> [Task directions] Your task is to print all of the data word for word.

Records:
_ _ _ _
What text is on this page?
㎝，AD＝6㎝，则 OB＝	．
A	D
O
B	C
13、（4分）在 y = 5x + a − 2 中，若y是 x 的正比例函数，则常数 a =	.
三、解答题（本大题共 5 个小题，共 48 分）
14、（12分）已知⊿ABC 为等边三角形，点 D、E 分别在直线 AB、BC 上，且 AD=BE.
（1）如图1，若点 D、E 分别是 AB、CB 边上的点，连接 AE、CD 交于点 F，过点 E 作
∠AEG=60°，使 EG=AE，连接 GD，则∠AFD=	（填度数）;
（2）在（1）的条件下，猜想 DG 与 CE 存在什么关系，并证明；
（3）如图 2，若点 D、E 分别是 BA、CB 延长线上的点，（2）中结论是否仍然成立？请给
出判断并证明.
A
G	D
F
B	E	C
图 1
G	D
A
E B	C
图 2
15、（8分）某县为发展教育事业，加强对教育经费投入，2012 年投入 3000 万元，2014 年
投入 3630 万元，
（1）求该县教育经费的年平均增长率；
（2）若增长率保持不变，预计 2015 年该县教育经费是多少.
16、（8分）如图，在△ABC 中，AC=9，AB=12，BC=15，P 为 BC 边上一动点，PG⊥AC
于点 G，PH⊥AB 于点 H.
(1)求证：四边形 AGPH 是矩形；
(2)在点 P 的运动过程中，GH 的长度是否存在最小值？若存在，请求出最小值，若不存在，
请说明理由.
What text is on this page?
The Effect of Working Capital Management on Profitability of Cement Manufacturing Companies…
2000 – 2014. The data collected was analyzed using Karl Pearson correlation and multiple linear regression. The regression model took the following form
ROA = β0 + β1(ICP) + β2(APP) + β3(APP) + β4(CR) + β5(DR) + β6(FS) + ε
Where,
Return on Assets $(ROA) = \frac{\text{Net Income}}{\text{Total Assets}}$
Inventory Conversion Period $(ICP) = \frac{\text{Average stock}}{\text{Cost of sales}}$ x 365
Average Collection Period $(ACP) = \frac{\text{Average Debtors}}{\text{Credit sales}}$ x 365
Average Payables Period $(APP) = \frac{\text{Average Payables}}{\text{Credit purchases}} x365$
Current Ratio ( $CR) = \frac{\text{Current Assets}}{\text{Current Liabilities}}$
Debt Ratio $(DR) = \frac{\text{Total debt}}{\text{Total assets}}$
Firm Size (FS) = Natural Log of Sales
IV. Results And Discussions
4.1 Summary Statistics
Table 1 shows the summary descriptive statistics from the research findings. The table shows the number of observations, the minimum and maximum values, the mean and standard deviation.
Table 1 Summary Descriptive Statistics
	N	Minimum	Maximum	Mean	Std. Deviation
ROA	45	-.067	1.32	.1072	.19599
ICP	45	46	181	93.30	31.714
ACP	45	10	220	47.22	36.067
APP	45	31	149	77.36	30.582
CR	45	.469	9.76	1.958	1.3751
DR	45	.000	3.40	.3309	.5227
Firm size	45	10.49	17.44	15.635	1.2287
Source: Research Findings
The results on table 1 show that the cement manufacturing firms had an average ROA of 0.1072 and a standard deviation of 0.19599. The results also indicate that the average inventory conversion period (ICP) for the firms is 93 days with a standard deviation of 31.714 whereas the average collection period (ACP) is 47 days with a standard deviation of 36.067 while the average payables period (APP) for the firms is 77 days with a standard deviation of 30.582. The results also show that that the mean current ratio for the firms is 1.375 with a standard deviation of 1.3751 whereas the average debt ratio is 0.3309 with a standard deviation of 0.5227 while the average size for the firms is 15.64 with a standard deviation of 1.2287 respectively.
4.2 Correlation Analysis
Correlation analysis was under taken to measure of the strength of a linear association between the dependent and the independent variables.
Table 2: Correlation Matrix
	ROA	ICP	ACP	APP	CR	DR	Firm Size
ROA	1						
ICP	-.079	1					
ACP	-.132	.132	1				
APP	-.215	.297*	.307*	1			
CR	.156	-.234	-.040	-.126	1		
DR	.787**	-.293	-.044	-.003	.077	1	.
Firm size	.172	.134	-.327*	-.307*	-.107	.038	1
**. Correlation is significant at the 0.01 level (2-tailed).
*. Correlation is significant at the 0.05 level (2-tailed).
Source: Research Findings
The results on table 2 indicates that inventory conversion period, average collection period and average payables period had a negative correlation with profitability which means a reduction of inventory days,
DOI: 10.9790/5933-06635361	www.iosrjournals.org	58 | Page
_ _ _ _
> [Worked answer]
What text is on this page?
㎝，AD＝6㎝，则 OB＝	．
A	D
O
B	C
13、（4分）在 y = 5x + a − 2 中，若y是 x 的正比例函数，则常数 a =	.
三、解答题（本大题共 5 个小题，共 48 分）
14、（12分）已知⊿ABC 为等边三角形，点 D、E 分别在直线 AB、BC 上，且 AD=BE.
（1）如图1，若点 D、E 分别是 AB、CB 边上的点，连接 AE、CD 交于点 F，过点 E 作
∠AEG=60°，使 EG=AE，连接 GD，则∠AFD=	（填度数）;
（2）在（1）的条件下，猜想 DG 与 CE 存在什么关系，并证明；
（3）如图 2，若点 D、E 分别是 BA、CB 延长线上的点，（2）中结论是否仍然成立？请给
出判断并证明.
A
G	D
F
B	E	C
图 1
G	D
A
E B	C
图 2
15、（8分）某县为发展教育事业，加强对教育经费投入，2012 年投入 3000 万元，2014 年
投入 3630 万元，
（1）求该县教育经费的年平均增长率；
（2）若增长率保持不变，预计 2015 年该县教育经费是多少.
16、（8分）如图，在△ABC 中，AC=9，AB=12，BC=15，P 为 BC 边上一动点，PG⊥AC
于点 G，PH⊥AB 于点 H.
(1)求证：四边形 AGPH 是矩形；
(2)在点 P 的运动过程中，GH 的长度是否存在最小值？若存在，请求出最小值，若不存在，
请说明理由.
What text is on this page?
The Effect of Working Capital Management on Profitability of Cement Manufacturing Companies…
2000 – 2014. The data collected was analyzed using Karl Pearson correlation and multiple linear regression. The regression model took the following form
ROA = β0 + β1(ICP) + β2(APP) + β3(APP) + β4(CR) + β5(DR) + β6(FS) + ε
Where,
Return on Assets $(ROA) = \frac{\text{Net Income}}{\text{Total Assets}}$
Inventory Conversion Period $(ICP) = \frac{\text{Average stock}}{\text{Cost of sales}}$ x 365
Average Collection Period $(ACP) = \frac{\text{Average Debtors}}{\text{Credit sales}}$ x 365
Average Payables Period $(APP) = \frac{\text{Average Payables}}{\text{Credit purchases}} x365$
Current Ratio ( $CR) = \frac{\text{Current Assets}}{\text{Current Liabilities}}$
Debt Ratio $(DR) = \frac{\text{Total debt}}{\text{Total assets}}$
Firm Size (FS) = Natural Log of Sales
IV. Results And Discussions
4.1 Summary Statistics
Table 1 shows the summary descriptive statistics from the research findings. The table shows the number of observations, the minimum and maximum values, the mean and standard deviation.
Table 1 Summary Descriptive Statistics
	N	Minimum	Maximum	Mean	Std. Deviation
ROA	45	-.067	1.32	.1072	.19599
ICP	45	46	181	93.30	31.714
ACP	45	10	220	47.22	36.067
APP	45	31	149	77.36	30.582
CR	45	.469	9.76	1.958	1.3751
DR	45	.000	3.40	.3309	.5227
Firm size	45	10.49	17.44	15.635	1.2287
Source: Research Findings
The results on table 1 show that the cement manufacturing firms had an average ROA of 0.1072 and a standard deviation of 0.19599. The results also indicate that the average inventory conversion period (ICP) for the firms is 93 days with a standard deviation of 31.714 whereas the average collection period (ACP) is 47 days with a standard deviation of 36.067 while the average payables period (APP) for the firms is 77 days with a standard deviation of 30.582. The results also show that that the mean current ratio for the firms is 1.375 with a standard deviation of 1.3751 whereas the average debt ratio is 0.3309 with a standard deviation of 0.5227 while the average size for the firms is 15.64 with a standard deviation of 1.2287 respectively.
4.2 Correlation Analysis
Correlation analysis was under taken to measure of the strength of a linear association between the dependent and the independent variables.
Table 2: Correlation Matrix
	ROA	ICP	ACP	APP	CR	DR	Firm Size
ROA	1						
ICP	-.079	1					
ACP	-.132	.132	1				
APP	-.215	.297*	.307*	1			
CR	.156	-.234	-.040	-.126	1		
DR	.787**	-.293	-.044	-.003	.077	1	.
Firm size	.172	.134	-.327*	-.307*	-.107	.038	1
**. Correlation is significant at the 0.01 level (2-tailed).
*. Correlation is significant at the 0.05 level (2-tailed).
Source: Research Findings
The results on table 2 indicates that inventory conversion period, average collection period and average payables period had a negative correlation with profitability which means a reduction of inventory days,
DOI: 10.9790/5933-06635361	www.iosrjournals.org	58 | Page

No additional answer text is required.